Instructions to follow ::
Pull out every line in the data that has the string "Dynamics" in it.

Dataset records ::
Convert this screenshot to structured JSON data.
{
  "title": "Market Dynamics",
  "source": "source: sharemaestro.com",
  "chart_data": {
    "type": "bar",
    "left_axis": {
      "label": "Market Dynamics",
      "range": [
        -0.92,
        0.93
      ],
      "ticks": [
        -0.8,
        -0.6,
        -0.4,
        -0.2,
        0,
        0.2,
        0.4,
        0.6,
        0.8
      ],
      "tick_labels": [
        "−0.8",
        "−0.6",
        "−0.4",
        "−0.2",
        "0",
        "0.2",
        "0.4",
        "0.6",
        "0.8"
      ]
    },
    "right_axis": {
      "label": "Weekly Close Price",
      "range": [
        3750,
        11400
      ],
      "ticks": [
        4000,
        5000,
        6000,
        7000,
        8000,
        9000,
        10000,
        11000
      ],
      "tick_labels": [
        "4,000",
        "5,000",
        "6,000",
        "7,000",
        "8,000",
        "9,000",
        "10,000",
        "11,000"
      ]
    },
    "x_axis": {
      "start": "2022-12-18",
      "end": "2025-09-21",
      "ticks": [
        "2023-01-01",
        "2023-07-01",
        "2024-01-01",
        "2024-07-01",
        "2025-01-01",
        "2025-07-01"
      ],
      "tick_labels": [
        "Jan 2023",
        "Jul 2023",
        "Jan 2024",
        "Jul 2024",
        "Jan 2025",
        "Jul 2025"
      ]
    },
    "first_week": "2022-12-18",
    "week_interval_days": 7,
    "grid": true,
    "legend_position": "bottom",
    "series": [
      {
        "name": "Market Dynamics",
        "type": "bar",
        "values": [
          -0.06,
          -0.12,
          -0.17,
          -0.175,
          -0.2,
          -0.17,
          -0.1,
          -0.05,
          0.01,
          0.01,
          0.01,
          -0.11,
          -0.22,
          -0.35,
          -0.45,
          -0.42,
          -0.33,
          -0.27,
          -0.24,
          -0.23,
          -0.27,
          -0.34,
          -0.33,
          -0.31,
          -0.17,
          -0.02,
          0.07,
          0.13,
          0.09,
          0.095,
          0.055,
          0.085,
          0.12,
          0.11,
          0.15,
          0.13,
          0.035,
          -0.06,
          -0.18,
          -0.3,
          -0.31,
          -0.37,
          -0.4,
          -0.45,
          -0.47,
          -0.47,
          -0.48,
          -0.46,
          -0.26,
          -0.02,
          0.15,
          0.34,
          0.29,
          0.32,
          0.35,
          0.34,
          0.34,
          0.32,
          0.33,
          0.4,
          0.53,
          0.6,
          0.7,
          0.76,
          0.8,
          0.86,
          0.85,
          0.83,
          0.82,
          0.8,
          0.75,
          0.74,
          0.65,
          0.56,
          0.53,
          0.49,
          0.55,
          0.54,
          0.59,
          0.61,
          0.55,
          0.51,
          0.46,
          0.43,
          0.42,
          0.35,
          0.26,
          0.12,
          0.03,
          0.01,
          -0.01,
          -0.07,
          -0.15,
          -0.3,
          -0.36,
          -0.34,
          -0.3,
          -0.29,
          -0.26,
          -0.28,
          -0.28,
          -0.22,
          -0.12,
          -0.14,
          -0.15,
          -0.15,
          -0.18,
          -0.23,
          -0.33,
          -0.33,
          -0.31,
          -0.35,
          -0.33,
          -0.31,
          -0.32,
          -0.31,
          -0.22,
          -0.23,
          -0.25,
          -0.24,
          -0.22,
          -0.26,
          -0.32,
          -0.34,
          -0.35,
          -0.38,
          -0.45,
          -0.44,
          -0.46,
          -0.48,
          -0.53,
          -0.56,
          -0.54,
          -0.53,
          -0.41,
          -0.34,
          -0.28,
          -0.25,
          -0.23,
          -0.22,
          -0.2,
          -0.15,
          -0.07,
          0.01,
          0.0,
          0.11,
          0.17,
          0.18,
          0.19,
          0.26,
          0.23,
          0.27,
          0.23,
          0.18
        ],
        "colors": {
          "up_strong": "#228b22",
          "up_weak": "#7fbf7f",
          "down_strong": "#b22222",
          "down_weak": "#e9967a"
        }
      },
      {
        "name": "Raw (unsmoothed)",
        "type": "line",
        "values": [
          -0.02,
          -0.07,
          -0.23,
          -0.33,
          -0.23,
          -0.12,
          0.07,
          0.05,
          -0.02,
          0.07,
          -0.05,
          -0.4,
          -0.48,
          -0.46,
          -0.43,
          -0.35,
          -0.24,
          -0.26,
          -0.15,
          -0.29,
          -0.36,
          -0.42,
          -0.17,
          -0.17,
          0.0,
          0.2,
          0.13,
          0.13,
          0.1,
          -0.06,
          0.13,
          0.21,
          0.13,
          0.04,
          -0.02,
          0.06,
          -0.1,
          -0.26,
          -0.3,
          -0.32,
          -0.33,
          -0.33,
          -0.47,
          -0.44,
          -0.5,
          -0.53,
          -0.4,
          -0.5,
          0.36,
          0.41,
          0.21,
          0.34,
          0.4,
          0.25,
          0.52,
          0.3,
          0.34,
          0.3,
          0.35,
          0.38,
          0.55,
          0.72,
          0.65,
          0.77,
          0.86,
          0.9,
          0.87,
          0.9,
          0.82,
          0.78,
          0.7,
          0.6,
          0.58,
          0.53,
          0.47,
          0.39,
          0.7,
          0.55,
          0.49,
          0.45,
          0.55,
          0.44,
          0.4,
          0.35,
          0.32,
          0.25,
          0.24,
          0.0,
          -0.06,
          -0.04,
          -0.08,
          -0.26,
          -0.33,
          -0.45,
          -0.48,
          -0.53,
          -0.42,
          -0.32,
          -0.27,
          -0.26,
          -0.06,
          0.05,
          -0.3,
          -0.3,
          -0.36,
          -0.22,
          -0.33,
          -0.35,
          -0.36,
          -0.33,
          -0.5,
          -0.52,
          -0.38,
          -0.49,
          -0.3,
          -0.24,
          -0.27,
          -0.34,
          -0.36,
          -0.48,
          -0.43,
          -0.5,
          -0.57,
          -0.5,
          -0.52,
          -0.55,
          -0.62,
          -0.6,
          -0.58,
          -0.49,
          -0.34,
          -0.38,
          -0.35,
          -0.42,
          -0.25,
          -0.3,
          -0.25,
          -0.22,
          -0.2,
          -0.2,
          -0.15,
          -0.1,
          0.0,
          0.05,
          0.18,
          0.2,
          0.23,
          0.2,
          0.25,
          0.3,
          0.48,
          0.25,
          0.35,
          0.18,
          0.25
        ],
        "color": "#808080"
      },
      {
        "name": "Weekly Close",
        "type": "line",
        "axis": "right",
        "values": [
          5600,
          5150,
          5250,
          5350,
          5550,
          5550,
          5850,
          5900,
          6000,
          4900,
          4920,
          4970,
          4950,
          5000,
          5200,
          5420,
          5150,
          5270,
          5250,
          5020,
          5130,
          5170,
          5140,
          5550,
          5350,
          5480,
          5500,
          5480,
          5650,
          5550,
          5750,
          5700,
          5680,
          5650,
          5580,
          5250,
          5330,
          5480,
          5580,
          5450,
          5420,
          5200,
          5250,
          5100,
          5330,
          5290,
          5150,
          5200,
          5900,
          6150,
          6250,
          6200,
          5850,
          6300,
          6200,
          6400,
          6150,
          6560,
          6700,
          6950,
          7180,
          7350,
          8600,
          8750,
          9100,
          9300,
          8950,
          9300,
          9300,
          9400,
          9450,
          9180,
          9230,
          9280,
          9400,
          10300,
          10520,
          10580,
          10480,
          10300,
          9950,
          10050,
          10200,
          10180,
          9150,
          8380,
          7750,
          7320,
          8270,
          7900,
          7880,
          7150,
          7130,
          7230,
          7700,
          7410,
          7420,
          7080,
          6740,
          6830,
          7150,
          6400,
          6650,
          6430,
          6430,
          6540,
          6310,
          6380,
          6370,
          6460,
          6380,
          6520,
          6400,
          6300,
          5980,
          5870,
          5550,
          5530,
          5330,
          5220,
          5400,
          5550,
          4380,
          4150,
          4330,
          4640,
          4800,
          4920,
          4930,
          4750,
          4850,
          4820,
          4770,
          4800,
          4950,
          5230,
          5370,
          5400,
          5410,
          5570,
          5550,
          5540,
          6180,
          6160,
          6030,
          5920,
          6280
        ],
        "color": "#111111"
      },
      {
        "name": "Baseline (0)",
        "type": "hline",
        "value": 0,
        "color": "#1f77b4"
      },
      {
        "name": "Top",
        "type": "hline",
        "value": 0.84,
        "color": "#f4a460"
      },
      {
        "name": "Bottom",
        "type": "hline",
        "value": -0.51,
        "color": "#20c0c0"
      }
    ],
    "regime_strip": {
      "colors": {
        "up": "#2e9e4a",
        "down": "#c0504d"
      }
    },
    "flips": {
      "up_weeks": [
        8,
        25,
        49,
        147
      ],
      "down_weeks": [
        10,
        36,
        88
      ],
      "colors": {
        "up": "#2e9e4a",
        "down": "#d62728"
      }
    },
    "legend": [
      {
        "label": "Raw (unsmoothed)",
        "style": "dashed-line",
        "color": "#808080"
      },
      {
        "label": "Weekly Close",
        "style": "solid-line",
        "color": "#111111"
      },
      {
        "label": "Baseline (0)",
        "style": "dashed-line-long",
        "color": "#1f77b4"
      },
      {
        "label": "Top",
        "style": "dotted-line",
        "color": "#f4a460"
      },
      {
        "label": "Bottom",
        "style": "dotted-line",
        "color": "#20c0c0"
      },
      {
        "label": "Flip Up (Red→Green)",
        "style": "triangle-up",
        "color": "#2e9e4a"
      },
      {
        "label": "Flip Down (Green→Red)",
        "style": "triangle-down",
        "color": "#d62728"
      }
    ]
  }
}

Solution for this problem ::
  "title": "Market Dynamics",
      "label": "Market Dynamics",
        "name": "Market Dynamics",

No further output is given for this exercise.